* СУТЬ ЗАДАНИЯ *
Выведите без изменений часть отрывка о гипнозе и трансе: от слов «Крогер отметил [Kroger, 1963], что» вплоть до слов «идеям (с. 273).» включительно.
==== ФРАГМЕНТ ДОКУМЕНТА
Крогер отметил [Kroger, 1963], что состояние самогипноза напоминает индуцирование религиозного состояния во многих мировых религиях (с. 270).
Аналогичную мысль находим и у С. Криппнера [Krippner, 1963]):
Дзен-буддизм с его подчеркиванием роли концентрации часто рассматривается как модификация самогипноза. В самогипнозе, как и в дзен, медитация может приводить к повышенной сосредоточенности, к фокусированию внимания, а повышенная восприимчивость – к творческим идеям (с. 273).
Гипнотическое состояние достигается, когда приглушается обычное, привычное для логически структурированного сознания, восприятие реальности. Вот как это описывает Р. Шор [Shor, 1963 а]:
По мере затухания привычного восприятия реальности, возрастает возможность появления на заднем плане сознания другого опыта, отличного от привычного представления о реальности, и увеличивается возможность проявления глубинных уровней сознания, не требующих логики, анализа, оценки… и, соответственно, возможность того, что в сознание начинают проникать примитивные – синкретические – формы мышления. Исходя из этих предпосылок, мы можем определить, что есть индивид, легко поддающийся гипнозу.
Хорошо поддающийся гипнозу индивид может быть определен как лицо, обладающее способностью охотно отказаться от обычной реальной ориентации и создавать вместе с тем по-новому ориентированное представление о реальности, которое на время становится единственно возможной реальностью в его состоянии сознания (с. 247).
В другой работе Р. Шор, обсуждая природу транса, пишет [Shor, 1963 b]:
Транс… не является странным мистическим состоянием, которое возникает только в гипнозе, религиозных экстазах и подобных эзотерических проявлениях. Транс можно наблюдать ежедневно как обычное явление, как некий расширенный способ концентрации «селективного внимания», и столь же знакомый, как… забвение разума во сне (с. 253).
Со снами гипнотическое состояние сознания сближается тем, что там также появляются архаические образы. Р. Шор указывает на три размерности гипноза: повиновение, забвение и архаическое окутывание [ibid.].
========
==== СОБРАННЫЕ ДАННЫЕ
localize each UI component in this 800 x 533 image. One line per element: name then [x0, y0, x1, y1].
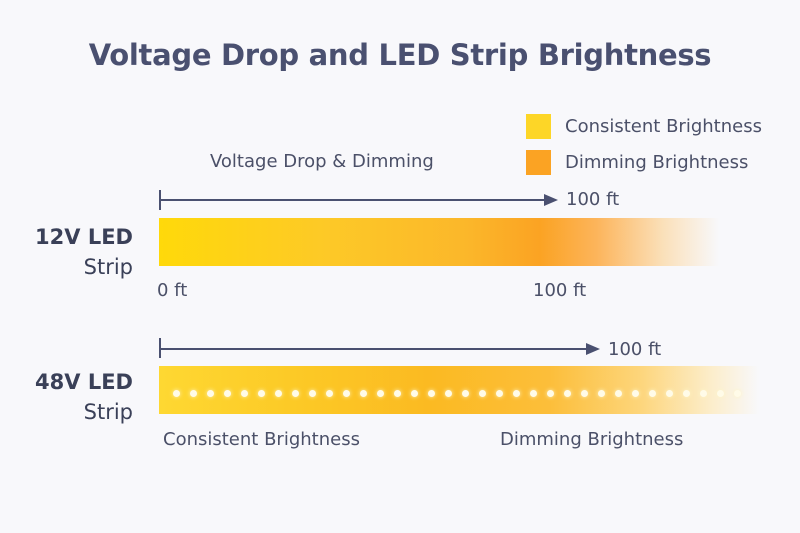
========
* ПОЛНЫЙ ОТВЕТ *
Крогер отметил [Kroger, 1963], что состояние самогипноза напоминает индуцирование религиозного состояния во многих мировых религиях (с. 270).
Аналогичную мысль находим и у С. Криппнера [Krippner, 1963]):
Дзен-буддизм с его подчеркиванием роли концентрации часто рассматривается как модификация самогипноза. В самогипнозе, как и в дзен, медитация может приводить к повышенной сосредоточенности, к фокусированию внимания, а повышенная восприимчивость – к творческим идеям (с. 273).